◆ Records provided:
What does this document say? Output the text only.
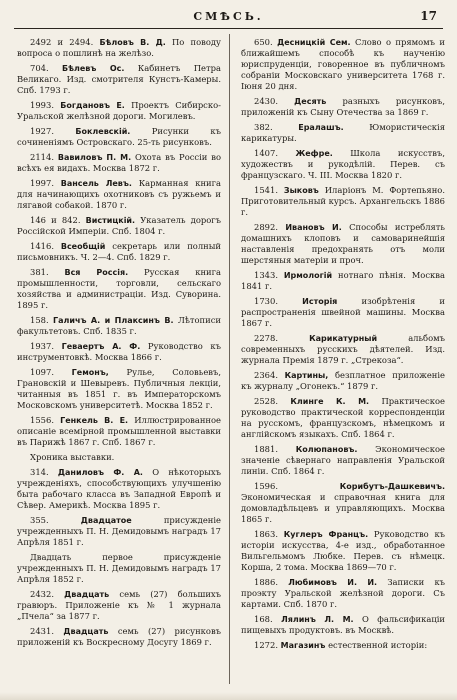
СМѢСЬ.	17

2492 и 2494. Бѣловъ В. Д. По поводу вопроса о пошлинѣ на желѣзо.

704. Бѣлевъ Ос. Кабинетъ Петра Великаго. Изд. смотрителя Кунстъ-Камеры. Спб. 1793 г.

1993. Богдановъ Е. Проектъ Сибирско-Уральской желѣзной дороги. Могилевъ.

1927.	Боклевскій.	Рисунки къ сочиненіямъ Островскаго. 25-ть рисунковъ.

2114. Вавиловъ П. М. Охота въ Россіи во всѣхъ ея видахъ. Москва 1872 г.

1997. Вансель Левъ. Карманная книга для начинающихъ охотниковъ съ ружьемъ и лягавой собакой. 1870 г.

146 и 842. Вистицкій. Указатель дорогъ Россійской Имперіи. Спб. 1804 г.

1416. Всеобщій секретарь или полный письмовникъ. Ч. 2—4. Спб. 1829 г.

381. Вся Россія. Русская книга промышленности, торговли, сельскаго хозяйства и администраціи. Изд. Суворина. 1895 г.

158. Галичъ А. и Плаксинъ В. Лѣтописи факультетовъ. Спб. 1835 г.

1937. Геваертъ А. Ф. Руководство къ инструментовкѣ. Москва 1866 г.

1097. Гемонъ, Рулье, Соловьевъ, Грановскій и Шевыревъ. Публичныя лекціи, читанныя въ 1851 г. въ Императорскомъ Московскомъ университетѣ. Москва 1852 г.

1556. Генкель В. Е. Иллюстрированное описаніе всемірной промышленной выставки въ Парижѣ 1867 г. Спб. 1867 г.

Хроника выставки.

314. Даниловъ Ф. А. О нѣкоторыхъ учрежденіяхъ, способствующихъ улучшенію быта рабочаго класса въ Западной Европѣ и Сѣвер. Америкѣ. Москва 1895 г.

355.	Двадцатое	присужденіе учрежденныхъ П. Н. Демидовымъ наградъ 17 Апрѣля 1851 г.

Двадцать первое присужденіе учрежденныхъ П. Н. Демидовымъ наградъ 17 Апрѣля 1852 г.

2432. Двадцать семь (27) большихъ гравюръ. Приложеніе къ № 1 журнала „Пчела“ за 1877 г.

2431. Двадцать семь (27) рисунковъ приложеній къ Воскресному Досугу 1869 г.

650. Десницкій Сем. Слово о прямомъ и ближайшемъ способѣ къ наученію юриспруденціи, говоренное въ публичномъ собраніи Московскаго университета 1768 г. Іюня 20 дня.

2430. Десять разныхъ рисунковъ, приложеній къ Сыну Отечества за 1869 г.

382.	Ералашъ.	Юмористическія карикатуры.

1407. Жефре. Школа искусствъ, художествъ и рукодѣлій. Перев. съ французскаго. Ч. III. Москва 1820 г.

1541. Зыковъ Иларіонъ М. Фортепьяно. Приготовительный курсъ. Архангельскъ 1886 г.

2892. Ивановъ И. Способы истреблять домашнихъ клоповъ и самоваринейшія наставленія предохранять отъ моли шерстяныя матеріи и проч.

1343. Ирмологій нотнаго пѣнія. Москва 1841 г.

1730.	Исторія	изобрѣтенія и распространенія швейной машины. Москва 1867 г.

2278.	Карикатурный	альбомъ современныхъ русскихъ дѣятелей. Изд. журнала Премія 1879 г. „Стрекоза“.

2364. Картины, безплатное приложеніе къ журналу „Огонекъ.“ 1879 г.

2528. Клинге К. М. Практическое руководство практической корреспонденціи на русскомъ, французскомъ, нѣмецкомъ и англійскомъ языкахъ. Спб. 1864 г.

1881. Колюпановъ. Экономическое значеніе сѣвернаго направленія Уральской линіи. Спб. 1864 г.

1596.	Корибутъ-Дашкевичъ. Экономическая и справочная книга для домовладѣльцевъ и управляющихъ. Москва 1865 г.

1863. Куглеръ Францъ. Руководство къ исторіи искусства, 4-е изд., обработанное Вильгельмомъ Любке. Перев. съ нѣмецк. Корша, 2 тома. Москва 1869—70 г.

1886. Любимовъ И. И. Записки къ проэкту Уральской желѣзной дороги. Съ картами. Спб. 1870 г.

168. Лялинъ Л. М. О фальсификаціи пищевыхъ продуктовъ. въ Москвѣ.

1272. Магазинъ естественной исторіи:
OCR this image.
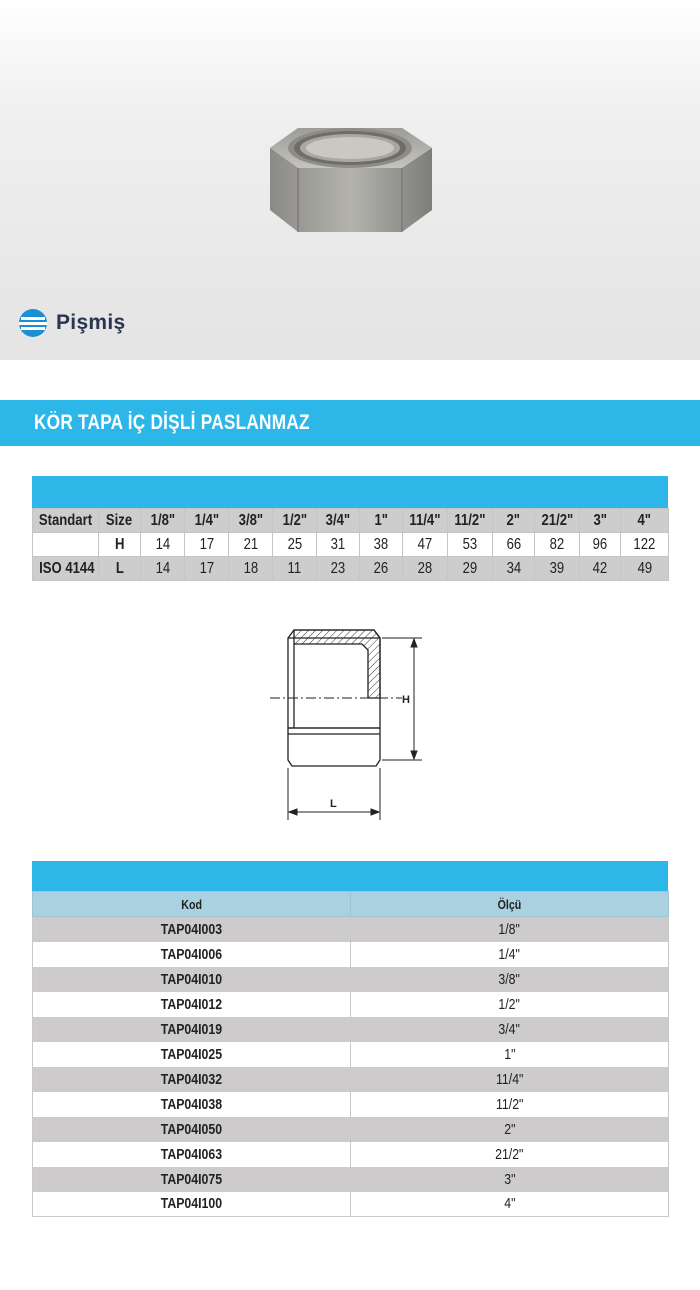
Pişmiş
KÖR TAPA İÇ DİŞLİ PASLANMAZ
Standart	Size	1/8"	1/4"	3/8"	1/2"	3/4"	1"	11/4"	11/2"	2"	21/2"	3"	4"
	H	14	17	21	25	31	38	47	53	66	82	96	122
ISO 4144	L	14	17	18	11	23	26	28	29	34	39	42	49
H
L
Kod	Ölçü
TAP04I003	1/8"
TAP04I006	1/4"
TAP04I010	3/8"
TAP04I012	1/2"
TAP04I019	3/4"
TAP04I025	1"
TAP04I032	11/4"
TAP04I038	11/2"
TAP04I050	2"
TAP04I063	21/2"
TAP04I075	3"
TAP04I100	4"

◆ Stated exercise: Reproduce every record word for word. The copy must contain no pictures.

◆ Solution for this problem:
What does this document say? Output the text only.
СМѢСЬ.	17

2492 и 2494. Бѣловъ В. Д. По поводу вопроса о пошлинѣ на желѣзо.

704. Бѣлевъ Ос. Кабинетъ Петра Великаго. Изд. смотрителя Кунстъ-Камеры. Спб. 1793 г.

1993. Богдановъ Е. Проектъ Сибирско-Уральской желѣзной дороги. Могилевъ.

1927.	Боклевскій.	Рисунки къ сочиненіямъ Островскаго. 25-ть рисунковъ.

2114. Вавиловъ П. М. Охота въ Россіи во всѣхъ ея видахъ. Москва 1872 г.

1997. Вансель Левъ. Карманная книга для начинающихъ охотниковъ съ ружьемъ и лягавой собакой. 1870 г.

146 и 842. Вистицкій. Указатель дорогъ Россійской Имперіи. Спб. 1804 г.

1416. Всеобщій секретарь или полный письмовникъ. Ч. 2—4. Спб. 1829 г.

381. Вся Россія. Русская книга промышленности, торговли, сельскаго хозяйства и администраціи. Изд. Суворина. 1895 г.

158. Галичъ А. и Плаксинъ В. Лѣтописи факультетовъ. Спб. 1835 г.

1937. Геваертъ А. Ф. Руководство къ инструментовкѣ. Москва 1866 г.

1097. Гемонъ, Рулье, Соловьевъ, Грановскій и Шевыревъ. Публичныя лекціи, читанныя въ 1851 г. въ Императорскомъ Московскомъ университетѣ. Москва 1852 г.

1556. Генкель В. Е. Иллюстрированное описаніе всемірной промышленной выставки въ Парижѣ 1867 г. Спб. 1867 г.

Хроника выставки.

314. Даниловъ Ф. А. О нѣкоторыхъ учрежденіяхъ, способствующихъ улучшенію быта рабочаго класса въ Западной Европѣ и Сѣвер. Америкѣ. Москва 1895 г.

355.	Двадцатое	присужденіе учрежденныхъ П. Н. Демидовымъ наградъ 17 Апрѣля 1851 г.

Двадцать первое присужденіе учрежденныхъ П. Н. Демидовымъ наградъ 17 Апрѣля 1852 г.

2432. Двадцать семь (27) большихъ гравюръ. Приложеніе къ № 1 журнала „Пчела“ за 1877 г.

2431. Двадцать семь (27) рисунковъ приложеній къ Воскресному Досугу 1869 г.

650. Десницкій Сем. Слово о прямомъ и ближайшемъ способѣ къ наученію юриспруденціи, говоренное въ публичномъ собраніи Московскаго университета 1768 г. Іюня 20 дня.

2430. Десять разныхъ рисунковъ, приложеній къ Сыну Отечества за 1869 г.

382.	Ералашъ.	Юмористическія карикатуры.

1407. Жефре. Школа искусствъ, художествъ и рукодѣлій. Перев. съ французскаго. Ч. III. Москва 1820 г.

1541. Зыковъ Иларіонъ М. Фортепьяно. Приготовительный курсъ. Архангельскъ 1886 г.

2892. Ивановъ И. Способы истреблять домашнихъ клоповъ и самоваринейшія наставленія предохранять отъ моли шерстяныя матеріи и проч.

1343. Ирмологій нотнаго пѣнія. Москва 1841 г.

1730.	Исторія	изобрѣтенія и распространенія швейной машины. Москва 1867 г.

2278.	Карикатурный	альбомъ современныхъ русскихъ дѣятелей. Изд. журнала Премія 1879 г. „Стрекоза“.

2364. Картины, безплатное приложеніе къ журналу „Огонекъ.“ 1879 г.

2528. Клинге К. М. Практическое руководство практической корреспонденціи на русскомъ, французскомъ, нѣмецкомъ и англійскомъ языкахъ. Спб. 1864 г.

1881. Колюпановъ. Экономическое значеніе сѣвернаго направленія Уральской линіи. Спб. 1864 г.

1596.	Корибутъ-Дашкевичъ. Экономическая и справочная книга для домовладѣльцевъ и управляющихъ. Москва 1865 г.

1863. Куглеръ Францъ. Руководство къ исторіи искусства, 4-е изд., обработанное Вильгельмомъ Любке. Перев. съ нѣмецк. Корша, 2 тома. Москва 1869—70 г.

1886. Любимовъ И. И. Записки къ проэкту Уральской желѣзной дороги. Съ картами. Спб. 1870 г.

168. Лялинъ Л. М. О фальсификаціи пищевыхъ продуктовъ. въ Москвѣ.

1272. Магазинъ естественной исторіи:
OCR this image.
Pişmiş
KÖR TAPA İÇ DİŞLİ PASLANMAZ
Standart	Size	1/8"	1/4"	3/8"	1/2"	3/4"	1"	11/4"	11/2"	2"	21/2"	3"	4"
	H	14	17	21	25	31	38	47	53	66	82	96	122
ISO 4144	L	14	17	18	11	23	26	28	29	34	39	42	49
H
L
Kod	Ölçü
TAP04I003	1/8"
TAP04I006	1/4"
TAP04I010	3/8"
TAP04I012	1/2"
TAP04I019	3/4"
TAP04I025	1"
TAP04I032	11/4"
TAP04I038	11/2"
TAP04I050	2"
TAP04I063	21/2"
TAP04I075	3"
TAP04I100	4"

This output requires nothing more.